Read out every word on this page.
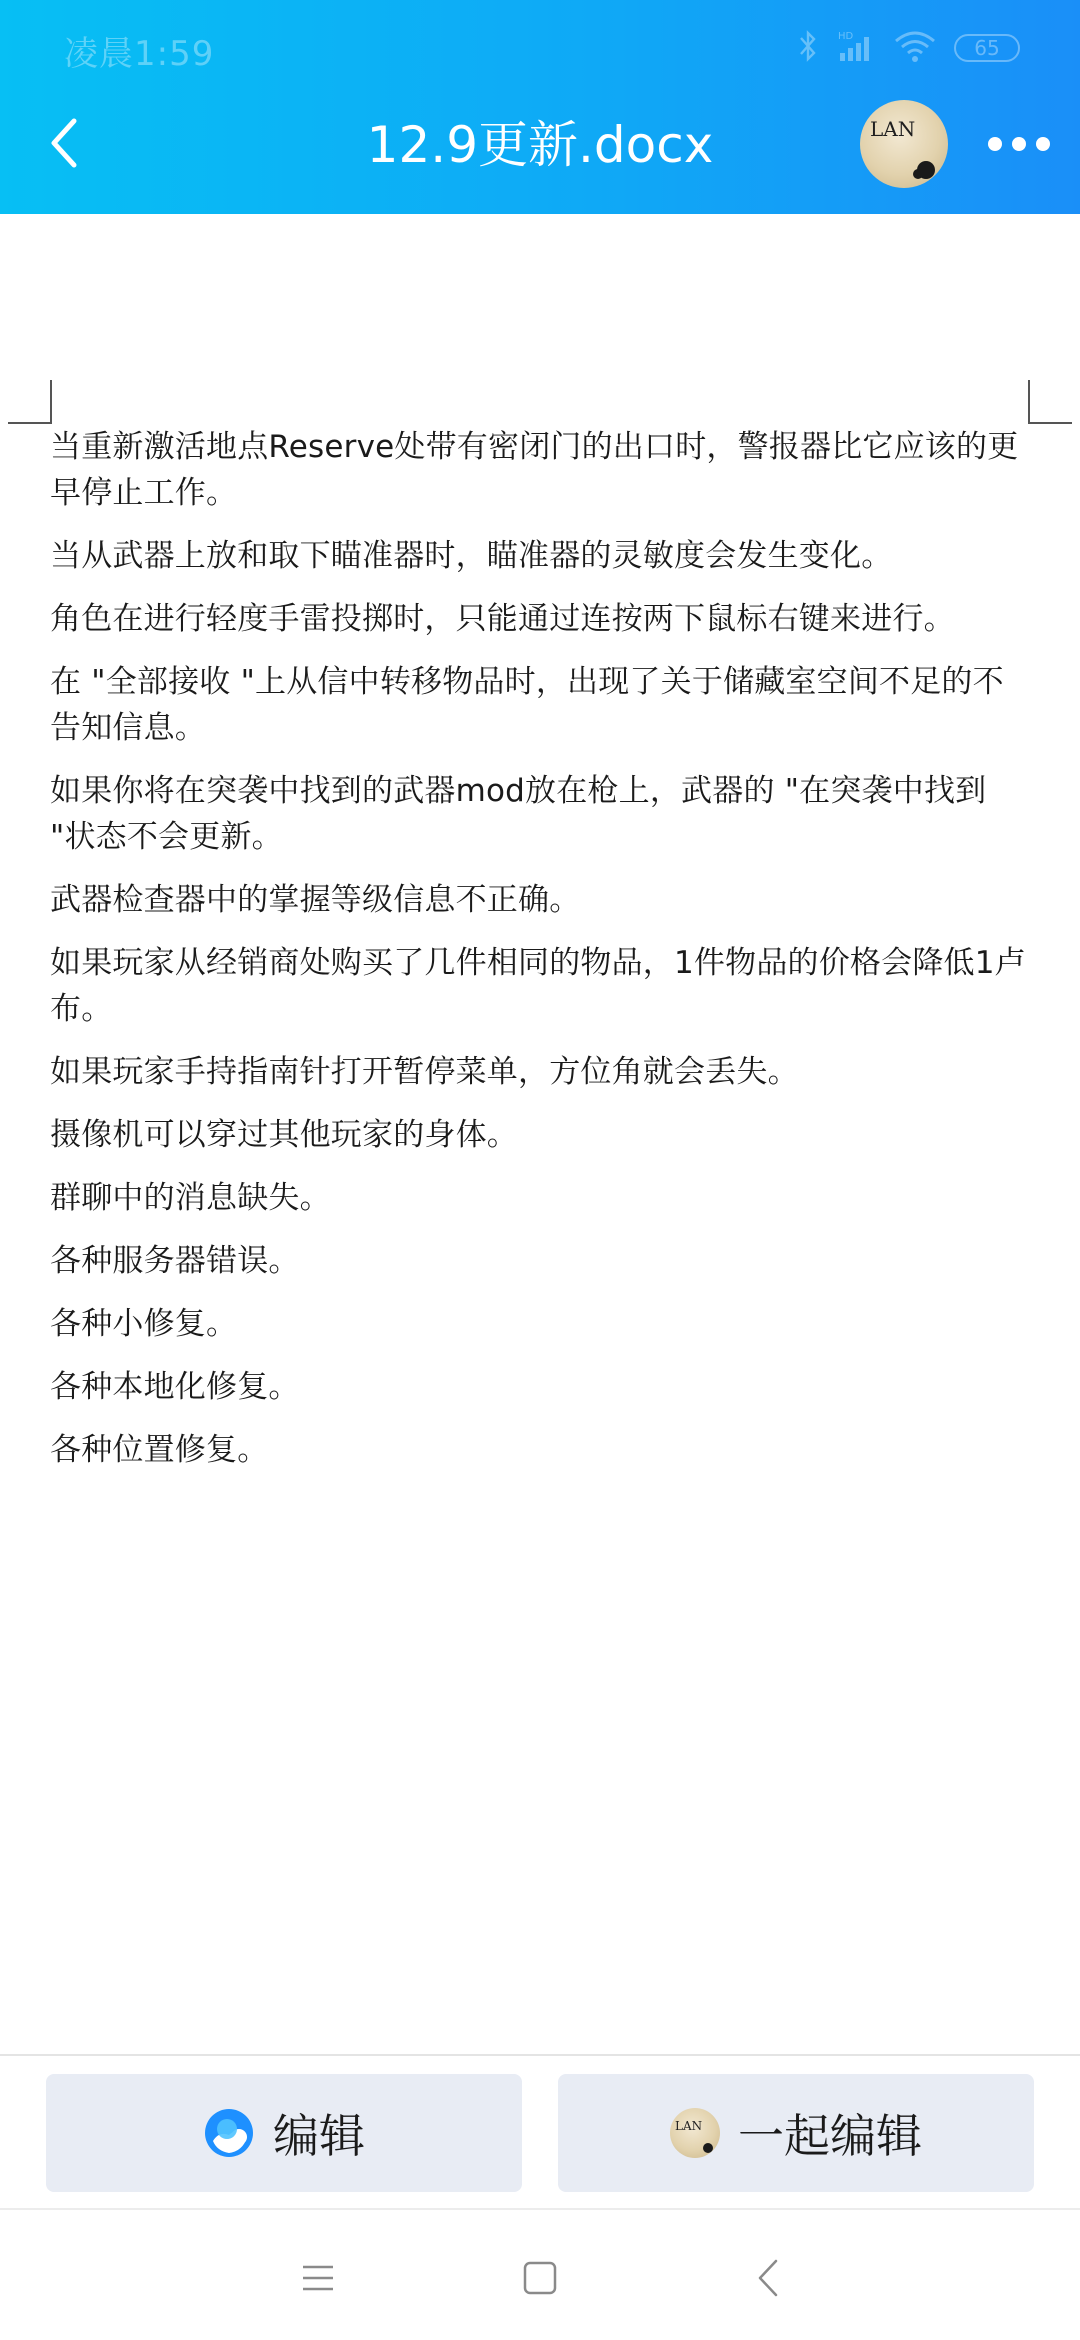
凌晨1:59	HD	65
12.9更新.docx	LAN

当重新激活地点Reserve处带有密闭门的出口时，警报器比它应该的更早停止工作。

当从武器上放和取下瞄准器时，瞄准器的灵敏度会发生变化。

角色在进行轻度手雷投掷时，只能通过连按两下鼠标右键来进行。

在 "全部接收 "上从信中转移物品时，出现了关于储藏室空间不足的不告知信息。

如果你将在突袭中找到的武器mod放在枪上，武器的 "在突袭中找到 "状态不会更新。

武器检查器中的掌握等级信息不正确。

如果玩家从经销商处购买了几件相同的物品，1件物品的价格会降低1卢布。

如果玩家手持指南针打开暂停菜单，方位角就会丢失。

摄像机可以穿过其他玩家的身体。

群聊中的消息缺失。

各种服务器错误。

各种小修复。

各种本地化修复。

各种位置修复。

编辑	LAN 一起编辑
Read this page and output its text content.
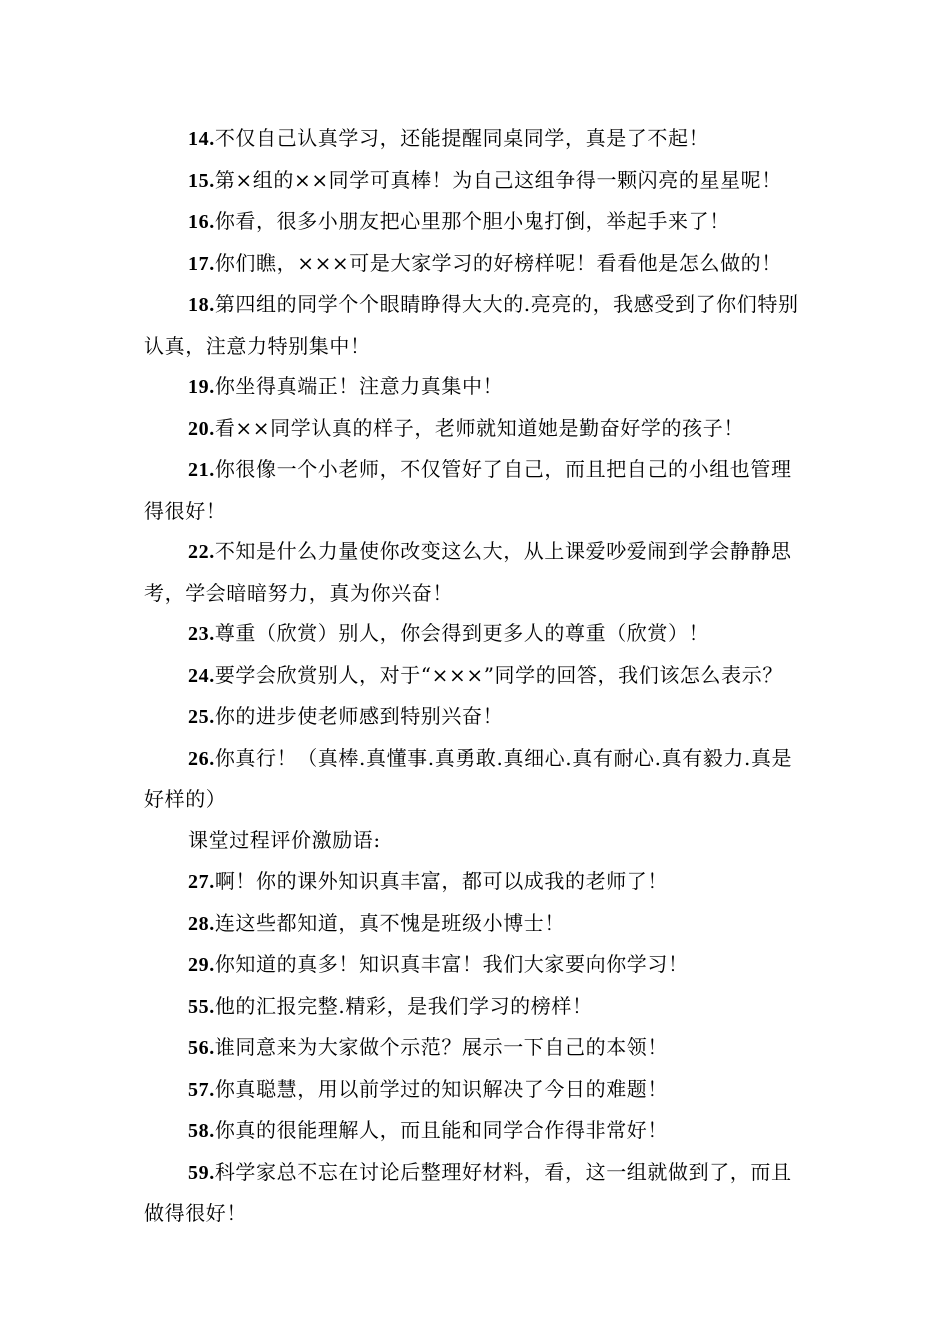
14.不仅自己认真学习，还能提醒同桌同学，真是了不起！

15.第×组的××同学可真棒！为自己这组争得一颗闪亮的星星呢！

16.你看，很多小朋友把心里那个胆小鬼打倒，举起手来了！

17.你们瞧，×××可是大家学习的好榜样呢！看看他是怎么做的！

18.第四组的同学个个眼睛睁得大大的.亮亮的，我感受到了你们特别认真，注意力特别集中！

19.你坐得真端正！注意力真集中！

20.看××同学认真的样子，老师就知道她是勤奋好学的孩子！

21.你很像一个小老师，不仅管好了自己，而且把自己的小组也管理得很好！

22.不知是什么力量使你改变这么大，从上课爱吵爱闹到学会静静思考，学会暗暗努力，真为你兴奋！

23.尊重（欣赏）别人，你会得到更多人的尊重（欣赏）！

24.要学会欣赏别人，对于“×××”同学的回答，我们该怎么表示？

25.你的进步使老师感到特别兴奋！

26.你真行！（真棒.真懂事.真勇敢.真细心.真有耐心.真有毅力.真是好样的）

课堂过程评价激励语:

27.啊！你的课外知识真丰富，都可以成我的老师了！

28.连这些都知道，真不愧是班级小博士！

29.你知道的真多！知识真丰富！我们大家要向你学习！

55.他的汇报完整.精彩，是我们学习的榜样！

56.谁同意来为大家做个示范？展示一下自己的本领！

57.你真聪慧，用以前学过的知识解决了今日的难题！

58.你真的很能理解人，而且能和同学合作得非常好！

59.科学家总不忘在讨论后整理好材料，看，这一组就做到了，而且做得很好！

· · · · ·

Directions for this task: Copy every line of the data exactly as written, excluding the pictures.

Expected answer:
Read out every word on this page.
凌晨1:59	HD	65
12.9更新.docx	LAN

当重新激活地点Reserve处带有密闭门的出口时，警报器比它应该的更早停止工作。

当从武器上放和取下瞄准器时，瞄准器的灵敏度会发生变化。

角色在进行轻度手雷投掷时，只能通过连按两下鼠标右键来进行。

在 "全部接收 "上从信中转移物品时，出现了关于储藏室空间不足的不告知信息。

如果你将在突袭中找到的武器mod放在枪上，武器的 "在突袭中找到 "状态不会更新。

武器检查器中的掌握等级信息不正确。

如果玩家从经销商处购买了几件相同的物品，1件物品的价格会降低1卢布。

如果玩家手持指南针打开暂停菜单，方位角就会丢失。

摄像机可以穿过其他玩家的身体。

群聊中的消息缺失。

各种服务器错误。

各种小修复。

各种本地化修复。

各种位置修复。

编辑	LAN 一起编辑
Read this page and output its text content.
14.不仅自己认真学习，还能提醒同桌同学，真是了不起！

15.第×组的××同学可真棒！为自己这组争得一颗闪亮的星星呢！

16.你看，很多小朋友把心里那个胆小鬼打倒，举起手来了！

17.你们瞧，×××可是大家学习的好榜样呢！看看他是怎么做的！

18.第四组的同学个个眼睛睁得大大的.亮亮的，我感受到了你们特别认真，注意力特别集中！

19.你坐得真端正！注意力真集中！

20.看××同学认真的样子，老师就知道她是勤奋好学的孩子！

21.你很像一个小老师，不仅管好了自己，而且把自己的小组也管理得很好！

22.不知是什么力量使你改变这么大，从上课爱吵爱闹到学会静静思考，学会暗暗努力，真为你兴奋！

23.尊重（欣赏）别人，你会得到更多人的尊重（欣赏）！

24.要学会欣赏别人，对于“×××”同学的回答，我们该怎么表示？

25.你的进步使老师感到特别兴奋！

26.你真行！（真棒.真懂事.真勇敢.真细心.真有耐心.真有毅力.真是好样的）

课堂过程评价激励语:

27.啊！你的课外知识真丰富，都可以成我的老师了！

28.连这些都知道，真不愧是班级小博士！

29.你知道的真多！知识真丰富！我们大家要向你学习！

55.他的汇报完整.精彩，是我们学习的榜样！

56.谁同意来为大家做个示范？展示一下自己的本领！

57.你真聪慧，用以前学过的知识解决了今日的难题！

58.你真的很能理解人，而且能和同学合作得非常好！

59.科学家总不忘在讨论后整理好材料，看，这一组就做到了，而且做得很好！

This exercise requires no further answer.